TEXT TO READ =
------------
# Wasabi Rod



## Pompano Joe

Found these really cool reels from Tica. Only catch is...they're wasabi green. Every try to find a rod to match a wasabi green reel? So here's my Wasabi Rod. It's built on a Batson Rainshadow lower and a Sea Striker upper (the Batson broke and I wanted a little softer tip) and will serve as a short surf rod @ 9 feet. Used American Tackle Ringlocks with Holographic Titanium Nitride rings.


----------



## fishboy

cool Joe - thats a nice looking set up. What is the reel model? Let us know how the whole deal performs!


----------



## NoMoSurf

Sweet! I like it. Love that Wasabi Green.


----------



## startzc

Great color.


----------



## Ocean Master

I too like the color..!!


----------



## Pompano Joe

fishboy said:


> cool Joe - thats a nice looking set up. What is the reel model? Let us know how the whole deal performs!


Thanks guys. The reels are great! Fished them last season on Breakaway rods. Technically, the reel is the Tica Caiman Wasabi 200. It's the only Caiman without a levelwind and is purpose built for the surf. Only thing it needs is a 6:1 gear. Green is the only color, however Tica does offer the same reel w/ levelwind in a couple of other colors...the Caiman Striper is silver and the Caiman Catfish is Blue. Both are equipped with power handle. The 200 series is about the size of an Ambassadeur 6500 or Penn Squall 15.


----------



## ThaFish

Still jealous of those reels Joe! Beautiful setup right there.


----------



## Ocean Master

Joe,

As you know the reel has an AR bearing only and no back up dog. Make sure to grease the outer bearing so saltwater can't get to the AR bearing. Just like the Shimano conventional reels but they have the back up dogs. I think I'm going to get one for my daughter in law but I'll need you to make a rod for me. Thats her favorite color..!


----------



## fishonthegrill

Thats a cool looking setup.....i had been checking out tica and they have some really nice reels.im thinkin i might get one or two for the surf and maybe a couple for sharkin...what do you guys think?
------------
SOURCE MATERIAL =
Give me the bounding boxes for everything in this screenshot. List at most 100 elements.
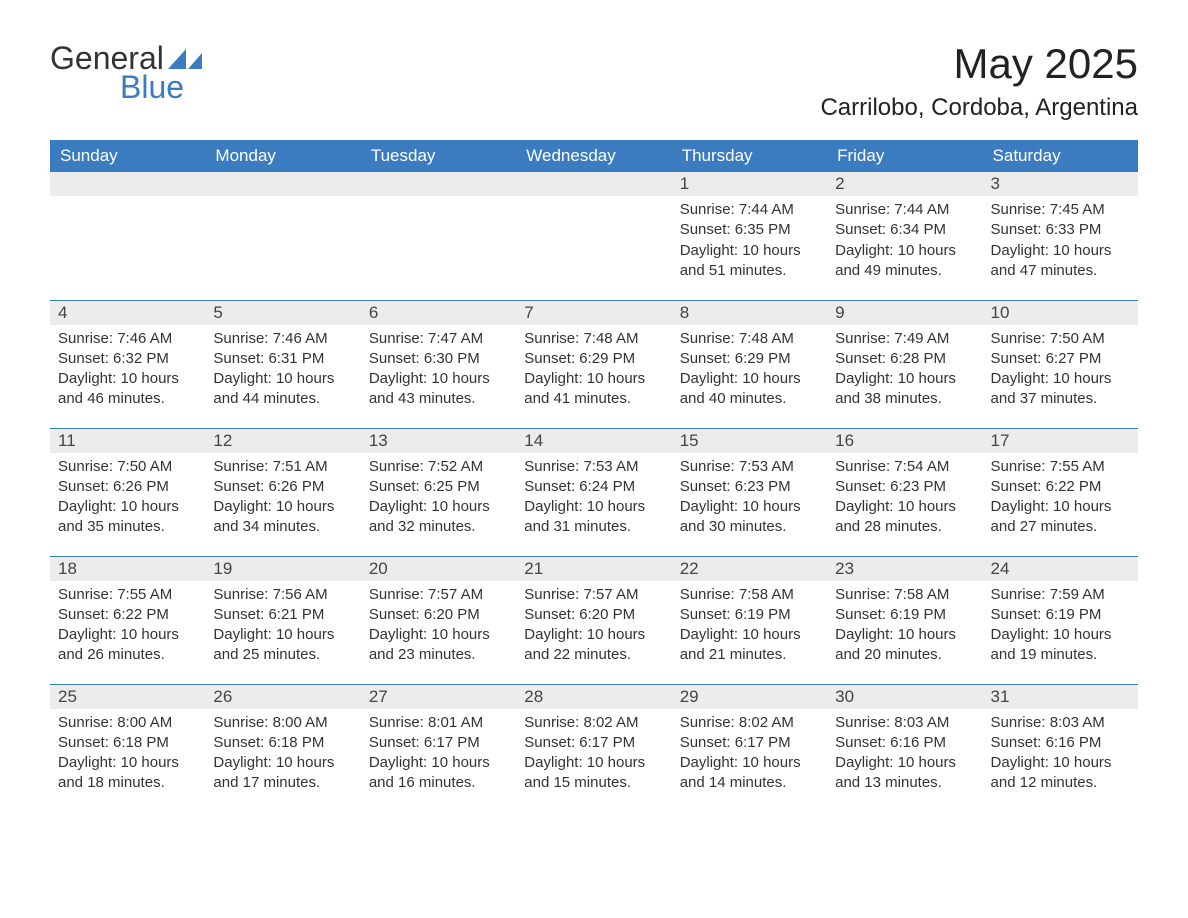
------------
WHAT TO WORK ON =
[A] List the usernames of everyone who posted in the wasabi rod thread, naming each one once.
[B] In the wasabi rod thread, take the part that opens with the words "# Wasabi Rod" and closes with "Titanium Nitride rings.", and rewrite it with "Batson" changed to "Fenwick".

THE SOLUTIONS =
[A] Pompano Joe, fishboy, NoMoSurf, startzc, Ocean Master, ThaFish, fishonthegrill

[B]
# Wasabi Rod



## Pompano Joe

Found these really cool reels from Tica. Only catch is...they're wasabi green. Every try to find a rod to match a wasabi green reel? So here's my Wasabi Rod. It's built on a Fenwick Rainshadow lower and a Sea Striker upper (the Fenwick broke and I wanted a little softer tip) and will serve as a short surf rod @ 9 feet. Used American Tackle Ringlocks with Holographic Titanium Nitride rings.